§ **EXERCISE**
Look below and pull out each line with the word "image".

§ **RAW RECORDS**

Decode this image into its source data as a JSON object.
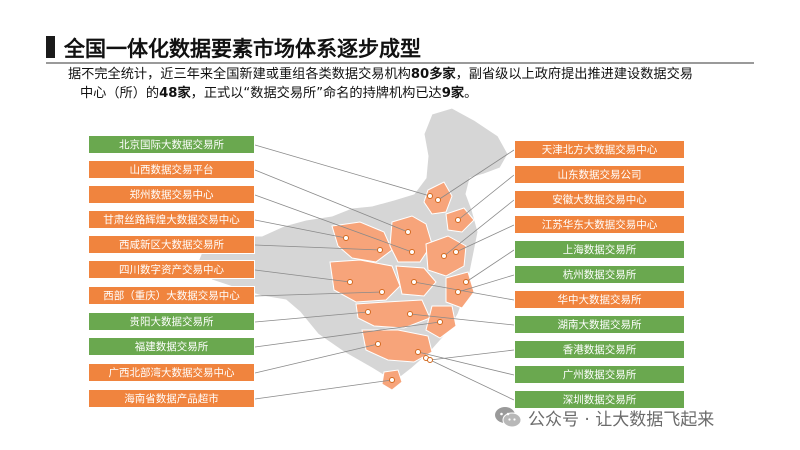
{
  "title": "全国一体化数据要素市场体系逐步成型",
  "intro": {
    "p1": "据不完全统计，近三年来全国新建或重组各类数据交易机构",
    "n1": "80多家",
    "p2": "，副省级以上政府提出推进建设数据交易",
    "p3": "中心（所）的",
    "n2": "48家",
    "p4": "，正式以“数据交易所”命名的持牌机构已达",
    "n3": "9家",
    "p5": "。"
  },
  "left_labels": [
    {
      "text": "北京国际大数据交易所",
      "color": "green"
    },
    {
      "text": "山西数据交易平台",
      "color": "orange"
    },
    {
      "text": "郑州数据交易中心",
      "color": "orange"
    },
    {
      "text": "甘肃丝路辉煌大数据交易中心",
      "color": "orange"
    },
    {
      "text": "西咸新区大数据交易所",
      "color": "orange"
    },
    {
      "text": "四川数字资产交易中心",
      "color": "orange"
    },
    {
      "text": "西部（重庆）大数据交易中心",
      "color": "orange"
    },
    {
      "text": "贵阳大数据交易所",
      "color": "green"
    },
    {
      "text": "福建数据交易所",
      "color": "green"
    },
    {
      "text": "广西北部湾大数据交易中心",
      "color": "orange"
    },
    {
      "text": "海南省数据产品超市",
      "color": "orange"
    }
  ],
  "right_labels": [
    {
      "text": "天津北方大数据交易中心",
      "color": "orange"
    },
    {
      "text": "山东数据交易公司",
      "color": "orange"
    },
    {
      "text": "安徽大数据交易中心",
      "color": "orange"
    },
    {
      "text": "江苏华东大数据交易中心",
      "color": "orange"
    },
    {
      "text": "上海数据交易所",
      "color": "green"
    },
    {
      "text": "杭州数据交易所",
      "color": "green"
    },
    {
      "text": "华中大数据交易所",
      "color": "orange"
    },
    {
      "text": "湖南大数据交易所",
      "color": "green"
    },
    {
      "text": "香港数据交易所",
      "color": "green"
    },
    {
      "text": "广州数据交易所",
      "color": "green"
    },
    {
      "text": "深圳数据交易所",
      "color": "green"
    }
  ],
  "watermark": "公众号 · 让大数据飞起来",
  "colors": {
    "green": "#6aa84f",
    "orange": "#f0843e",
    "map_gray": "#d6d6d6",
    "map_orange": "#f7a47a"
  }
}
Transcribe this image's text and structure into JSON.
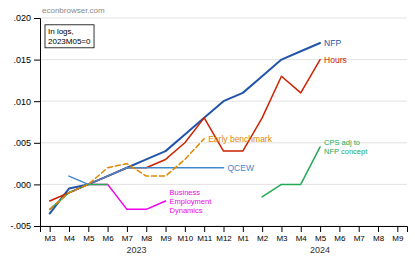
{
  "chart_data": {
    "type": "line",
    "categories": [
      "M3",
      "M4",
      "M5",
      "M6",
      "M7",
      "M8",
      "M9",
      "M10",
      "M11",
      "M12",
      "M1",
      "M2",
      "M3",
      "M4",
      "M5",
      "M6",
      "M7",
      "M8",
      "M9"
    ],
    "series": [
      {
        "name": "NFP",
        "color": "#2255aa",
        "values": [
          -0.0035,
          -0.0005,
          0.0,
          0.001,
          0.002,
          0.003,
          0.004,
          0.006,
          0.008,
          0.01,
          0.011,
          0.013,
          0.015,
          0.016,
          0.017,
          null,
          null,
          null,
          null
        ]
      },
      {
        "name": "Hours",
        "color": "#cc2200",
        "values": [
          -0.002,
          -0.001,
          0.0,
          0.001,
          0.002,
          0.002,
          0.003,
          0.005,
          0.008,
          0.004,
          0.004,
          0.008,
          0.013,
          0.011,
          0.015,
          null,
          null,
          null,
          null
        ]
      },
      {
        "name": "QCEW",
        "color": "#4488cc",
        "values": [
          null,
          0.001,
          0.0,
          0.001,
          0.002,
          0.002,
          0.002,
          0.002,
          0.002,
          0.002,
          null,
          null,
          null,
          null,
          null,
          null,
          null,
          null,
          null
        ]
      },
      {
        "name": "Business\nEmployment\nDynamics",
        "color": "#ee00ee",
        "values": [
          null,
          -0.001,
          0.0,
          0.0,
          -0.003,
          -0.003,
          -0.002,
          null,
          null,
          null,
          null,
          null,
          null,
          null,
          null,
          null,
          null,
          null,
          null
        ]
      },
      {
        "name": "CPS adj to\nNFP concept",
        "color": "#22aa55",
        "values": [
          -0.003,
          -0.001,
          0.0,
          0.0,
          null,
          null,
          null,
          null,
          null,
          null,
          null,
          -0.0015,
          0.0,
          0.0,
          0.0045,
          null,
          null,
          null,
          null
        ]
      },
      {
        "name": "Early benchmark",
        "color": "#dd8800",
        "line_style": "dashed",
        "values": [
          -0.003,
          -0.001,
          0.0,
          0.002,
          0.0025,
          0.001,
          0.001,
          0.003,
          0.0055,
          null,
          null,
          null,
          null,
          null,
          null,
          null,
          null,
          null,
          null
        ]
      }
    ],
    "ylim": [
      -0.005,
      0.02
    ],
    "yticks": [
      {
        "value": -0.005,
        "label": "-.005"
      },
      {
        "value": 0.0,
        "label": ".000"
      },
      {
        "value": 0.005,
        "label": ".005"
      },
      {
        "value": 0.01,
        "label": ".010"
      },
      {
        "value": 0.015,
        "label": ".015"
      },
      {
        "value": 0.02,
        "label": ".020"
      }
    ],
    "grid": true,
    "annotations": [
      {
        "text": "2023"
      },
      {
        "text": "2024"
      },
      {
        "text": "econbrowser.com"
      },
      {
        "text": "In logs,\n2023M05=0"
      }
    ]
  }
}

§ **THE ANSWER**
Decode this image into its source data as a JSON object.
Transcribe this image's text and structure into JSON.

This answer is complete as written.